* **Given problem**: Scan the lines below; pull out those with "SCORE".

Data items
···
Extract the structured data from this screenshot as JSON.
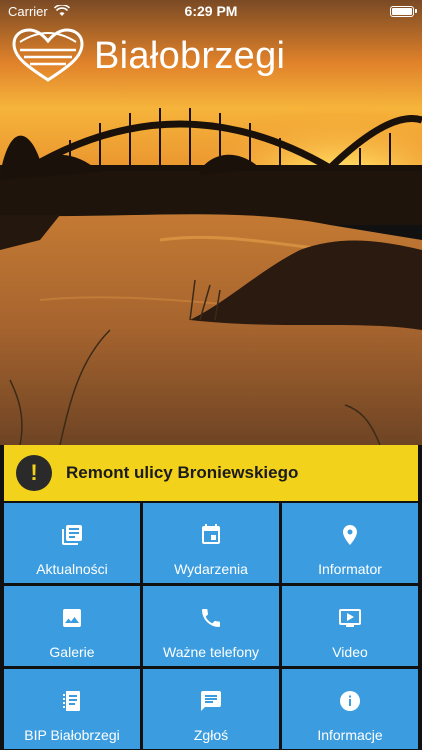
{
  "status_bar": {
    "carrier": "Carrier",
    "time": "6:29 PM",
    "battery_level": 1.0
  },
  "brand": {
    "name": "Białobrzegi"
  },
  "alert": {
    "icon": "exclamation-icon",
    "symbol": "!",
    "text": "Remont ulicy Broniewskiego",
    "color": "#f2d21b"
  },
  "tile_color": "#3b9de0",
  "tiles": [
    {
      "label": "Aktualności",
      "icon": "news-icon"
    },
    {
      "label": "Wydarzenia",
      "icon": "calendar-icon"
    },
    {
      "label": "Informator",
      "icon": "location-pin-icon"
    },
    {
      "label": "Galerie",
      "icon": "image-gallery-icon"
    },
    {
      "label": "Ważne telefony",
      "icon": "phone-icon"
    },
    {
      "label": "Video",
      "icon": "video-icon"
    },
    {
      "label": "BIP Białobrzegi",
      "icon": "notebook-icon"
    },
    {
      "label": "Zgłoś",
      "icon": "comment-icon"
    },
    {
      "label": "Informacje",
      "icon": "info-icon"
    }
  ]
}
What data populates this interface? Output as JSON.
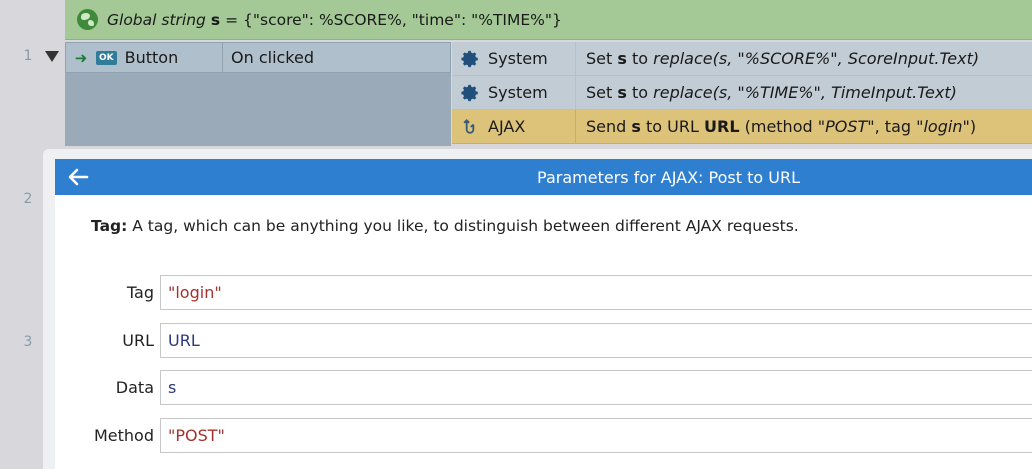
{
  "line_numbers": [
    "1",
    "2",
    "3"
  ],
  "global_var": {
    "prefix": "Global string",
    "name": "s",
    "value": "= {\"score\": %SCORE%, \"time\": \"%TIME%\"}"
  },
  "event": {
    "ok_label": "OK",
    "object": "Button",
    "condition": "On clicked"
  },
  "actions": [
    {
      "object": "System",
      "pre": "Set",
      "var": "s",
      "mid": "to",
      "expr": "replace(s, \"%SCORE%\", ScoreInput.Text)"
    },
    {
      "object": "System",
      "pre": "Set",
      "var": "s",
      "mid": "to",
      "expr": "replace(s, \"%TIME%\", TimeInput.Text)"
    },
    {
      "object": "AJAX",
      "pre": "Send",
      "var": "s",
      "mid": "to URL",
      "url": "URL",
      "method_open": "(method",
      "method": "\"POST\"",
      "tag_sep": ", tag",
      "tag": "\"login\"",
      "close": ")"
    }
  ],
  "dialog": {
    "title": "Parameters for AJAX: Post to URL",
    "desc_label": "Tag:",
    "desc_text": "A tag, which can be anything you like, to distinguish between different AJAX requests.",
    "fields": [
      {
        "label": "Tag",
        "value": "\"login\""
      },
      {
        "label": "URL",
        "value": "URL"
      },
      {
        "label": "Data",
        "value": "s"
      },
      {
        "label": "Method",
        "value": "\"POST\""
      }
    ]
  },
  "colors": {
    "global_bg": "#a4c996",
    "ajax_row_bg": "#ddc37a",
    "dialog_title_bg": "#2f7fd1",
    "string_color": "#a5322e"
  }
}
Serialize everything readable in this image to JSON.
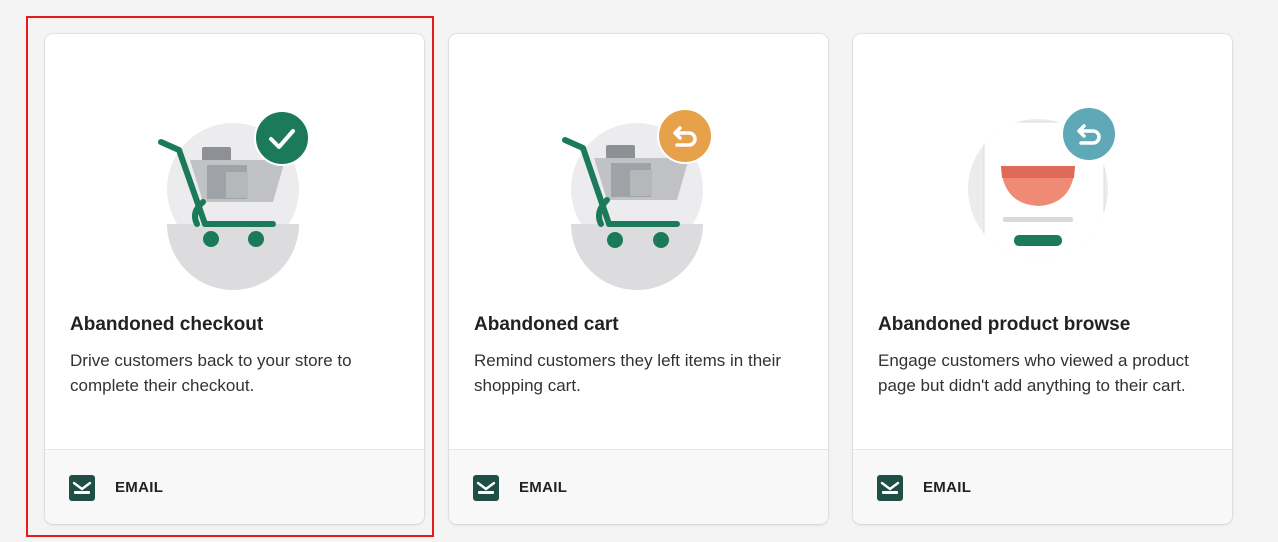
{
  "templates": [
    {
      "title": "Abandoned checkout",
      "description": "Drive customers back to your store to complete their checkout.",
      "channel": "EMAIL",
      "illustration": "cart-check-illustration",
      "badge_icon": "checkmark-icon",
      "badge_color": "#1a7a59",
      "selected": true
    },
    {
      "title": "Abandoned cart",
      "description": "Remind customers they left items in their shopping cart.",
      "channel": "EMAIL",
      "illustration": "cart-return-illustration",
      "badge_icon": "return-arrow-icon",
      "badge_color": "#e7a14b",
      "selected": false
    },
    {
      "title": "Abandoned product browse",
      "description": "Engage customers who viewed a product page but didn't add anything to their cart.",
      "channel": "EMAIL",
      "illustration": "product-page-return-illustration",
      "badge_icon": "return-arrow-icon",
      "badge_color": "#5ea8b7",
      "selected": false
    }
  ],
  "colors": {
    "brand_green": "#1a7a59",
    "selection_outline": "#e31b1b",
    "channel_icon": "#1f4e46"
  }
}
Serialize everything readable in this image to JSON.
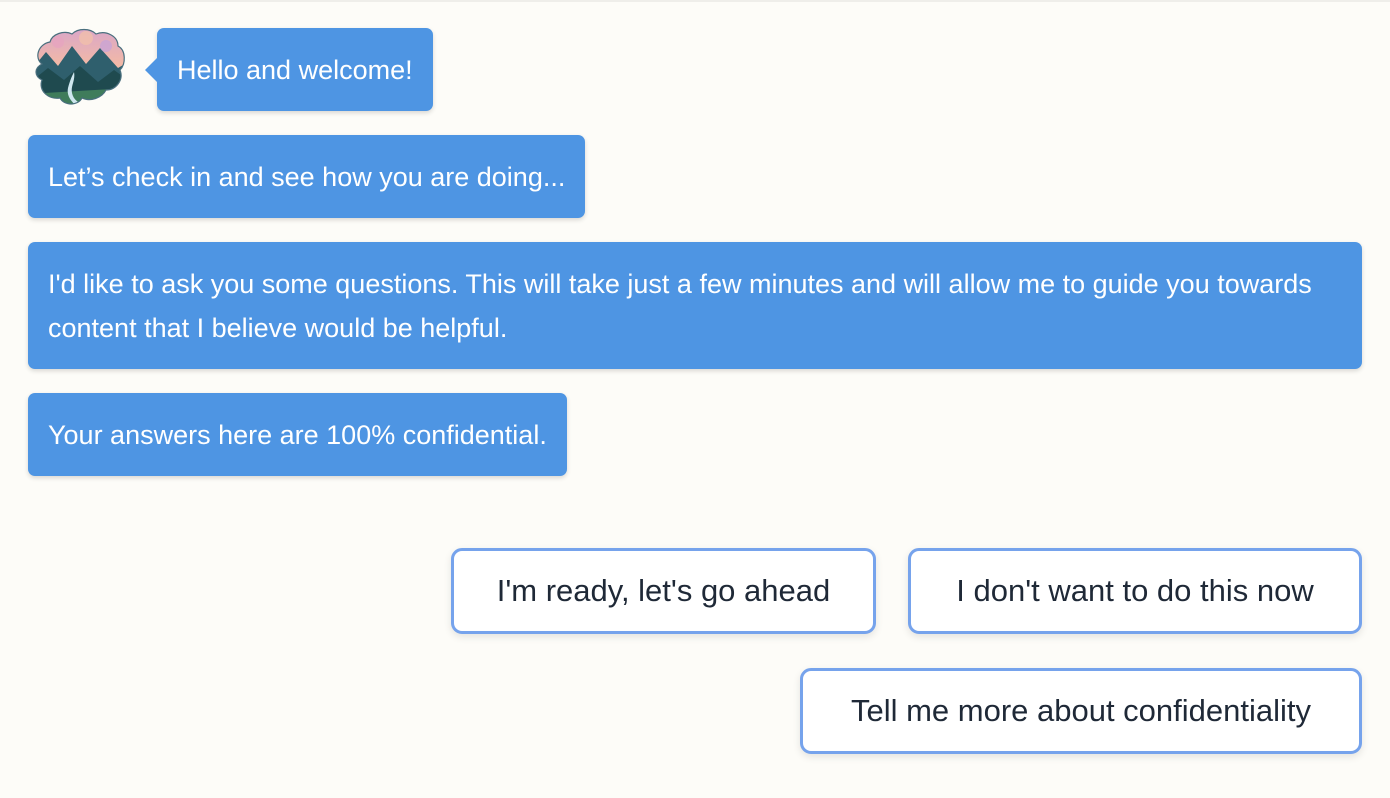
{
  "messages": [
    {
      "text": "Hello and welcome!"
    },
    {
      "text": "Let’s check in and see how you are doing..."
    },
    {
      "text": "I'd like to ask you some questions. This will take just a few minutes and will allow me to guide you towards content that I believe would be helpful."
    },
    {
      "text": "Your answers here are 100% confidential."
    }
  ],
  "answers": [
    {
      "label": "I'm ready, let's go ahead"
    },
    {
      "label": "I don't want to do this now"
    },
    {
      "label": "Tell me more about confidentiality"
    }
  ],
  "colors": {
    "bot_bubble": "#4e95e3",
    "answer_border": "#76a3ec",
    "background": "#fdfcf8"
  },
  "avatar": {
    "icon": "brain-landscape-icon"
  }
}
···
* **Response to this exercise**:
    "value": "= {\"score\": %SCORE%, \"time\": \"%TIME%\"}"
      "expr": "replace(s, \"%SCORE%\", ScoreInput.Text)"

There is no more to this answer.